Input material =
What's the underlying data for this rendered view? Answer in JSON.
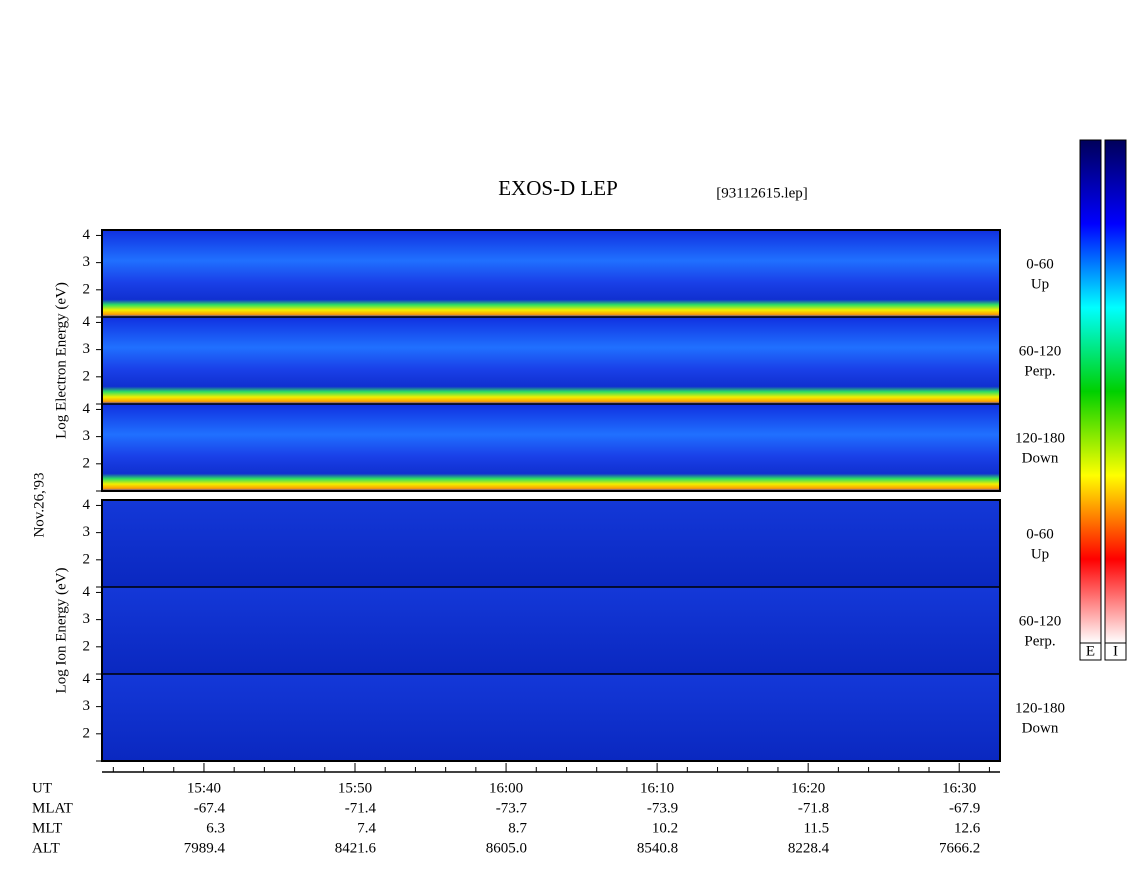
{
  "chart_data": {
    "type": "spectrogram",
    "title": "EXOS-D LEP",
    "file": "[93112615.lep]",
    "date_label": "Nov.26,'93",
    "xlim": [
      933.25,
      992.7
    ],
    "xticks": [
      {
        "value": 940,
        "label": "15:40"
      },
      {
        "value": 950,
        "label": "15:50"
      },
      {
        "value": 960,
        "label": "16:00"
      },
      {
        "value": 970,
        "label": "16:10"
      },
      {
        "value": 980,
        "label": "16:20"
      },
      {
        "value": 990,
        "label": "16:30"
      }
    ],
    "xminorticks": [
      934,
      936,
      938,
      942,
      944,
      946,
      948,
      952,
      954,
      956,
      958,
      962,
      964,
      966,
      968,
      972,
      974,
      976,
      978,
      982,
      984,
      986,
      988,
      992
    ],
    "ylim": [
      1,
      4.2
    ],
    "yticks": [
      2,
      3,
      4
    ],
    "groups": [
      {
        "ylabel": "Log  Electron  Energy (eV)",
        "panels": [
          {
            "label": "0-60",
            "sublabel": "Up"
          },
          {
            "label": "60-120",
            "sublabel": "Perp."
          },
          {
            "label": "120-180",
            "sublabel": "Down"
          }
        ]
      },
      {
        "ylabel": "Log  Ion  Energy (eV)",
        "panels": [
          {
            "label": "0-60",
            "sublabel": "Up"
          },
          {
            "label": "60-120",
            "sublabel": "Perp."
          },
          {
            "label": "120-180",
            "sublabel": "Down"
          }
        ]
      }
    ],
    "x_label": "UT",
    "ephemeris": [
      {
        "name": "MLAT",
        "values": [
          "-67.4",
          "-71.4",
          "-73.7",
          "-73.9",
          "-71.8",
          "-67.9"
        ]
      },
      {
        "name": "MLT",
        "values": [
          "6.3",
          "7.4",
          "8.7",
          "10.2",
          "11.5",
          "12.6"
        ]
      },
      {
        "name": "ALT",
        "values": [
          "7989.4",
          "8421.6",
          "8605.0",
          "8540.8",
          "8228.4",
          "7666.2"
        ]
      }
    ],
    "colorbar": {
      "labels": [
        "E",
        "I"
      ],
      "colors": [
        "#00005a",
        "#0000ff",
        "#00ffff",
        "#00d000",
        "#ffff00",
        "#ff0000",
        "#ffffff"
      ]
    }
  }
}
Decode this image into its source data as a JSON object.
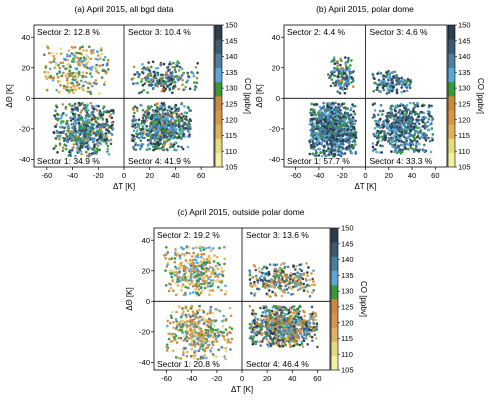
{
  "chart_data": [
    {
      "type": "scatter",
      "title": "(a) April 2015, all bgd data",
      "xlabel": "ΔT [K]",
      "ylabel": "ΔΘ [K]",
      "xlim": [
        -70,
        70
      ],
      "ylim": [
        -45,
        48
      ],
      "xticks": [
        -60,
        -40,
        -20,
        0,
        20,
        40,
        60
      ],
      "yticks": [
        -40,
        -20,
        0,
        20,
        40
      ],
      "sectors": [
        {
          "label": "Sector 2: 12.8 %",
          "position": "top-left"
        },
        {
          "label": "Sector 3: 10.4 %",
          "position": "top-right"
        },
        {
          "label": "Sector 1: 34.9 %",
          "position": "bottom-left"
        },
        {
          "label": "Sector 4: 41.9 %",
          "position": "bottom-right"
        }
      ],
      "clusters": [
        {
          "sector": 2,
          "x_range": [
            -62,
            -12
          ],
          "y_range": [
            3,
            35
          ],
          "co_range": [
            110,
            140
          ],
          "share": 12.8
        },
        {
          "sector": 3,
          "x_range": [
            6,
            58
          ],
          "y_range": [
            3,
            24
          ],
          "co_range": [
            122,
            150
          ],
          "share": 10.4
        },
        {
          "sector": 1,
          "x_range": [
            -55,
            -8
          ],
          "y_range": [
            -38,
            -3
          ],
          "co_range": [
            125,
            150
          ],
          "share": 34.9
        },
        {
          "sector": 4,
          "x_range": [
            6,
            52
          ],
          "y_range": [
            -34,
            -3
          ],
          "co_range": [
            125,
            150
          ],
          "share": 41.9
        }
      ],
      "colorbar": {
        "label": "CO [ppbv]",
        "min": 105,
        "max": 150,
        "ticks": [
          105,
          110,
          115,
          120,
          125,
          130,
          135,
          140,
          145,
          150
        ]
      }
    },
    {
      "type": "scatter",
      "title": "(b) April 2015, polar dome",
      "xlabel": "ΔT [K]",
      "ylabel": "ΔΘ [K]",
      "xlim": [
        -70,
        70
      ],
      "ylim": [
        -45,
        48
      ],
      "xticks": [
        -60,
        -40,
        -20,
        0,
        20,
        40,
        60
      ],
      "yticks": [
        -40,
        -20,
        0,
        20,
        40
      ],
      "sectors": [
        {
          "label": "Sector 2: 4.4 %",
          "position": "top-left"
        },
        {
          "label": "Sector 3: 4.6 %",
          "position": "top-right"
        },
        {
          "label": "Sector 1: 57.7 %",
          "position": "bottom-left"
        },
        {
          "label": "Sector 4: 33.3 %",
          "position": "bottom-right"
        }
      ],
      "clusters": [
        {
          "sector": 2,
          "x_range": [
            -32,
            -10
          ],
          "y_range": [
            3,
            27
          ],
          "co_range": [
            125,
            150
          ],
          "share": 4.4
        },
        {
          "sector": 3,
          "x_range": [
            6,
            40
          ],
          "y_range": [
            3,
            18
          ],
          "co_range": [
            130,
            150
          ],
          "share": 4.6
        },
        {
          "sector": 1,
          "x_range": [
            -48,
            -8
          ],
          "y_range": [
            -38,
            -3
          ],
          "co_range": [
            130,
            150
          ],
          "share": 57.7
        },
        {
          "sector": 4,
          "x_range": [
            6,
            58
          ],
          "y_range": [
            -36,
            -3
          ],
          "co_range": [
            130,
            150
          ],
          "share": 33.3
        }
      ],
      "colorbar": {
        "label": "CO [ppbv]",
        "min": 105,
        "max": 150,
        "ticks": [
          105,
          110,
          115,
          120,
          125,
          130,
          135,
          140,
          145,
          150
        ]
      }
    },
    {
      "type": "scatter",
      "title": "(c) April 2015, outside polar dome",
      "xlabel": "ΔT [K]",
      "ylabel": "ΔΘ [K]",
      "xlim": [
        -70,
        70
      ],
      "ylim": [
        -45,
        48
      ],
      "xticks": [
        -60,
        -40,
        -20,
        0,
        20,
        40,
        60
      ],
      "yticks": [
        -40,
        -20,
        0,
        20,
        40
      ],
      "sectors": [
        {
          "label": "Sector 2: 19.2 %",
          "position": "top-left"
        },
        {
          "label": "Sector 3: 13.6 %",
          "position": "top-right"
        },
        {
          "label": "Sector 1: 20.8 %",
          "position": "bottom-left"
        },
        {
          "label": "Sector 4: 46.4 %",
          "position": "bottom-right"
        }
      ],
      "clusters": [
        {
          "sector": 2,
          "x_range": [
            -62,
            -12
          ],
          "y_range": [
            3,
            36
          ],
          "co_range": [
            110,
            140
          ],
          "share": 19.2
        },
        {
          "sector": 3,
          "x_range": [
            6,
            58
          ],
          "y_range": [
            3,
            25
          ],
          "co_range": [
            115,
            150
          ],
          "share": 13.6
        },
        {
          "sector": 1,
          "x_range": [
            -60,
            -8
          ],
          "y_range": [
            -38,
            -3
          ],
          "co_range": [
            110,
            140
          ],
          "share": 20.8
        },
        {
          "sector": 4,
          "x_range": [
            6,
            60
          ],
          "y_range": [
            -30,
            -3
          ],
          "co_range": [
            118,
            150
          ],
          "share": 46.4
        }
      ],
      "colorbar": {
        "label": "CO [ppbv]",
        "min": 105,
        "max": 150,
        "ticks": [
          105,
          110,
          115,
          120,
          125,
          130,
          135,
          140,
          145,
          150
        ]
      }
    }
  ],
  "colors": {
    "colormap": [
      "#f2f2a0",
      "#e6dc7a",
      "#e0b25c",
      "#d99548",
      "#c98a3c",
      "#3a9a3a",
      "#5aa8d8",
      "#4a7fa0",
      "#3a5a72",
      "#2a3e4e"
    ],
    "axis": "#000000",
    "background": "#ffffff"
  }
}
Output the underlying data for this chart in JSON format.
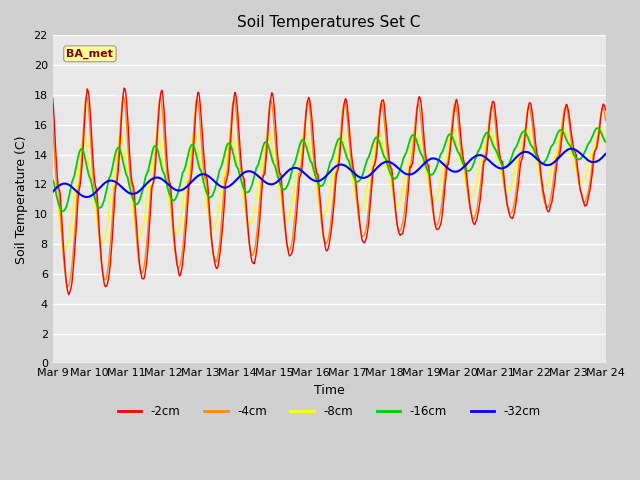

Problem to solve = Where a line contains "underlying", copy that line.

Answer to the exercise =
What's the underlying data for this rendered view? Answer in JSON.
Output the underlying data for this chart in JSON format.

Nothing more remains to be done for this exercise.